• _DATA IN THIS EXERCISE_:
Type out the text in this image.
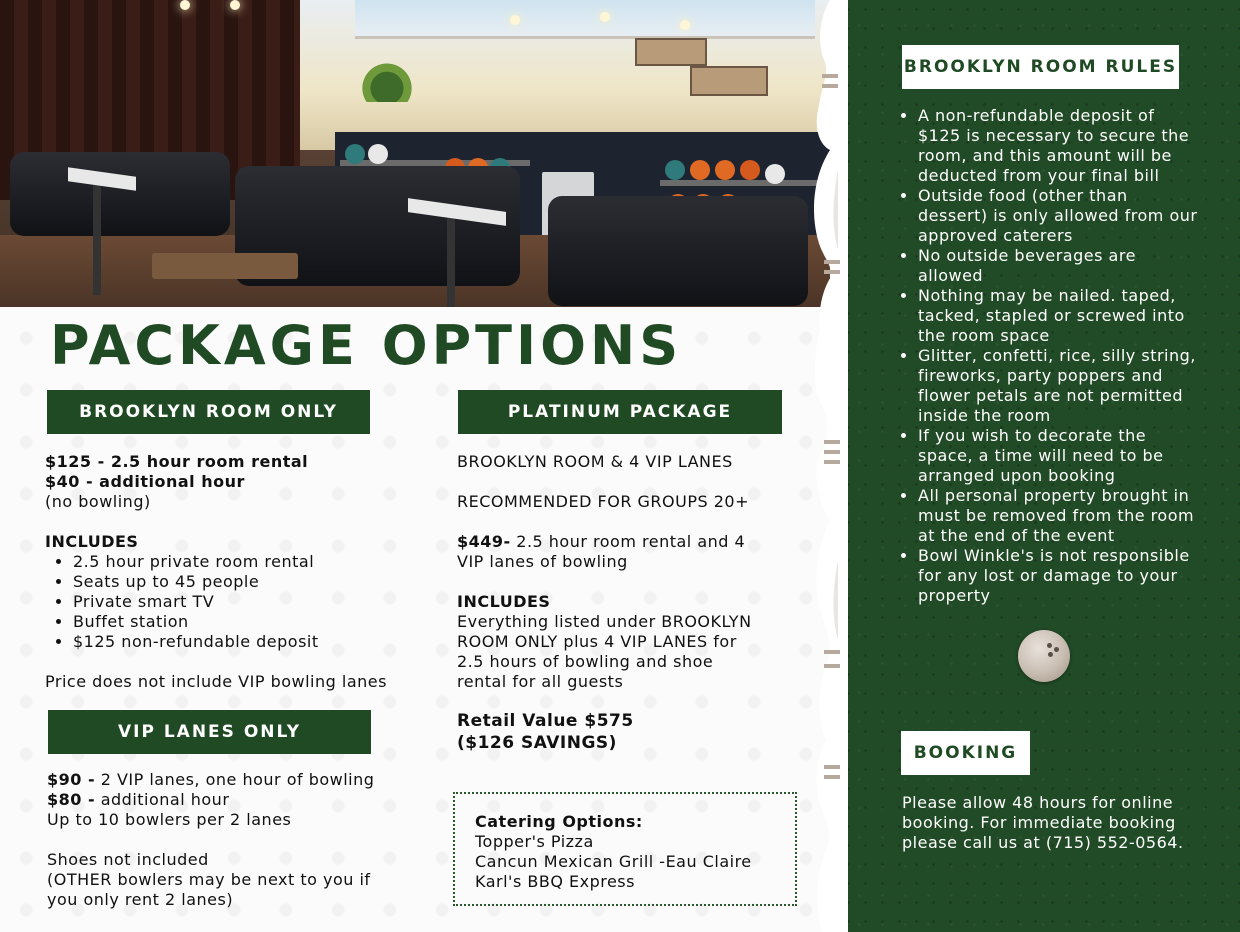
PACKAGE OPTIONS
BROOKLYN ROOM ONLY

$125 - 2.5 hour room rental

$40 - additional hour

(no bowling)

INCLUDES

• 2.5 hour private room rental
• Seats up to 45 people
• Private smart TV
• Buffet station
• $125 non-refundable deposit

Price does not include VIP bowling lanes

VIP LANES ONLY

$90 - 2 VIP lanes, one hour of bowling

$80 - additional hour

Up to 10 bowlers per 2 lanes

Shoes not included

(OTHER bowlers may be next to you if you only rent 2 lanes)

PLATINUM PACKAGE

BROOKLYN ROOM & 4 VIP LANES

RECOMMENDED FOR GROUPS 20+

$449- 2.5 hour room rental and 4 VIP lanes of bowling

INCLUDES

Everything listed under BROOKLYN ROOM ONLY plus 4 VIP LANES for 2.5 hours of bowling and shoe rental for all guests

Retail Value $575

($126 SAVINGS)

Catering Options:

Topper's Pizza

Cancun Mexican Grill -Eau Claire

Karl's BBQ Express

BROOKLYN ROOM RULES
• A non-refundable deposit of $125 is necessary to secure the room, and this amount will be deducted from your final bill
• Outside food (other than dessert) is only allowed from our approved caterers
• No outside beverages are allowed
• Nothing may be nailed. taped, tacked, stapled or screwed into the room space
• Glitter, confetti, rice, silly string, fireworks, party poppers and flower petals are not permitted inside the room
• If you wish to decorate the space, a time will need to be arranged upon booking
• All personal property brought in must be removed from the room at the end of the event
• Bowl Winkle's is not responsible for any lost or damage to your property
BOOKING

Please allow 48 hours for online booking. For immediate booking please call us at (715) 552-0564.
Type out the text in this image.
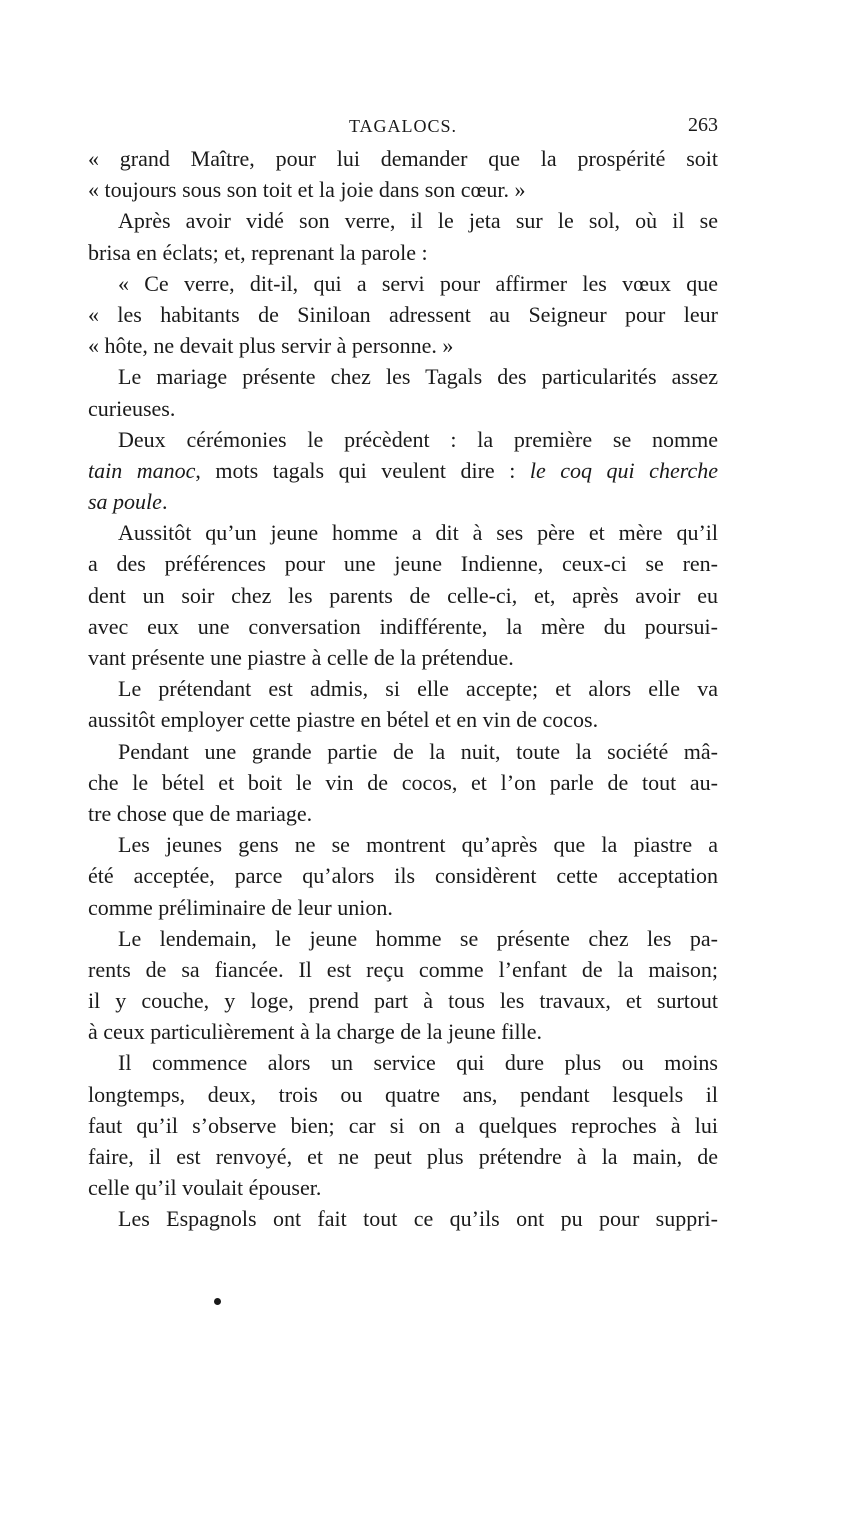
TAGALOCS.	263
« grand Maître, pour lui demander que la prospérité soit
« toujours sous son toit et la joie dans son cœur. »
Après avoir vidé son verre, il le jeta sur le sol, où il se
brisa en éclats; et, reprenant la parole :
« Ce verre, dit-il, qui a servi pour affirmer les vœux que
« les habitants de Siniloan adressent au Seigneur pour leur
« hôte, ne devait plus servir à personne. »
Le mariage présente chez les Tagals des particularités assez
curieuses.
Deux cérémonies le précèdent : la première se nomme
tain manoc, mots tagals qui veulent dire : le coq qui cherche
sa poule.
Aussitôt qu’un jeune homme a dit à ses père et mère qu’il
a des préférences pour une jeune Indienne, ceux-ci se ren-
dent un soir chez les parents de celle-ci, et, après avoir eu
avec eux une conversation indifférente, la mère du poursui-
vant présente une piastre à celle de la prétendue.
Le prétendant est admis, si elle accepte; et alors elle va
aussitôt employer cette piastre en bétel et en vin de cocos.
Pendant une grande partie de la nuit, toute la société mâ-
che le bétel et boit le vin de cocos, et l’on parle de tout au-
tre chose que de mariage.
Les jeunes gens ne se montrent qu’après que la piastre a
été acceptée, parce qu’alors ils considèrent cette acceptation
comme préliminaire de leur union.
Le lendemain, le jeune homme se présente chez les pa-
rents de sa fiancée. Il est reçu comme l’enfant de la maison;
il y couche, y loge, prend part à tous les travaux, et surtout
à ceux particulièrement à la charge de la jeune fille.
Il commence alors un service qui dure plus ou moins
longtemps, deux, trois ou quatre ans, pendant lesquels il
faut qu’il s’observe bien; car si on a quelques reproches à lui
faire, il est renvoyé, et ne peut plus prétendre à la main, de
celle qu’il voulait épouser.
Les Espagnols ont fait tout ce qu’ils ont pu pour suppri-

• _GIVEN REQUEST_:
Reproduce every line exactly and omit all pictures.

• _OUTPUT FOR THIS EXERCISE_:
Type out the text in this image.
PACKAGE OPTIONS
BROOKLYN ROOM ONLY

$125 - 2.5 hour room rental

$40 - additional hour

(no bowling)

INCLUDES

• 2.5 hour private room rental
• Seats up to 45 people
• Private smart TV
• Buffet station
• $125 non-refundable deposit

Price does not include VIP bowling lanes

VIP LANES ONLY

$90 - 2 VIP lanes, one hour of bowling

$80 - additional hour

Up to 10 bowlers per 2 lanes

Shoes not included

(OTHER bowlers may be next to you if you only rent 2 lanes)

PLATINUM PACKAGE

BROOKLYN ROOM & 4 VIP LANES

RECOMMENDED FOR GROUPS 20+

$449- 2.5 hour room rental and 4 VIP lanes of bowling

INCLUDES

Everything listed under BROOKLYN ROOM ONLY plus 4 VIP LANES for 2.5 hours of bowling and shoe rental for all guests

Retail Value $575

($126 SAVINGS)

Catering Options:

Topper's Pizza

Cancun Mexican Grill -Eau Claire

Karl's BBQ Express

BROOKLYN ROOM RULES
• A non-refundable deposit of $125 is necessary to secure the room, and this amount will be deducted from your final bill
• Outside food (other than dessert) is only allowed from our approved caterers
• No outside beverages are allowed
• Nothing may be nailed. taped, tacked, stapled or screwed into the room space
• Glitter, confetti, rice, silly string, fireworks, party poppers and flower petals are not permitted inside the room
• If you wish to decorate the space, a time will need to be arranged upon booking
• All personal property brought in must be removed from the room at the end of the event
• Bowl Winkle's is not responsible for any lost or damage to your property
BOOKING

Please allow 48 hours for online booking. For immediate booking please call us at (715) 552-0564.
Type out the text in this image.
TAGALOCS.	263
« grand Maître, pour lui demander que la prospérité soit
« toujours sous son toit et la joie dans son cœur. »
Après avoir vidé son verre, il le jeta sur le sol, où il se
brisa en éclats; et, reprenant la parole :
« Ce verre, dit-il, qui a servi pour affirmer les vœux que
« les habitants de Siniloan adressent au Seigneur pour leur
« hôte, ne devait plus servir à personne. »
Le mariage présente chez les Tagals des particularités assez
curieuses.
Deux cérémonies le précèdent : la première se nomme
tain manoc, mots tagals qui veulent dire : le coq qui cherche
sa poule.
Aussitôt qu’un jeune homme a dit à ses père et mère qu’il
a des préférences pour une jeune Indienne, ceux-ci se ren-
dent un soir chez les parents de celle-ci, et, après avoir eu
avec eux une conversation indifférente, la mère du poursui-
vant présente une piastre à celle de la prétendue.
Le prétendant est admis, si elle accepte; et alors elle va
aussitôt employer cette piastre en bétel et en vin de cocos.
Pendant une grande partie de la nuit, toute la société mâ-
che le bétel et boit le vin de cocos, et l’on parle de tout au-
tre chose que de mariage.
Les jeunes gens ne se montrent qu’après que la piastre a
été acceptée, parce qu’alors ils considèrent cette acceptation
comme préliminaire de leur union.
Le lendemain, le jeune homme se présente chez les pa-
rents de sa fiancée. Il est reçu comme l’enfant de la maison;
il y couche, y loge, prend part à tous les travaux, et surtout
à ceux particulièrement à la charge de la jeune fille.
Il commence alors un service qui dure plus ou moins
longtemps, deux, trois ou quatre ans, pendant lesquels il
faut qu’il s’observe bien; car si on a quelques reproches à lui
faire, il est renvoyé, et ne peut plus prétendre à la main, de
celle qu’il voulait épouser.
Les Espagnols ont fait tout ce qu’ils ont pu pour suppri-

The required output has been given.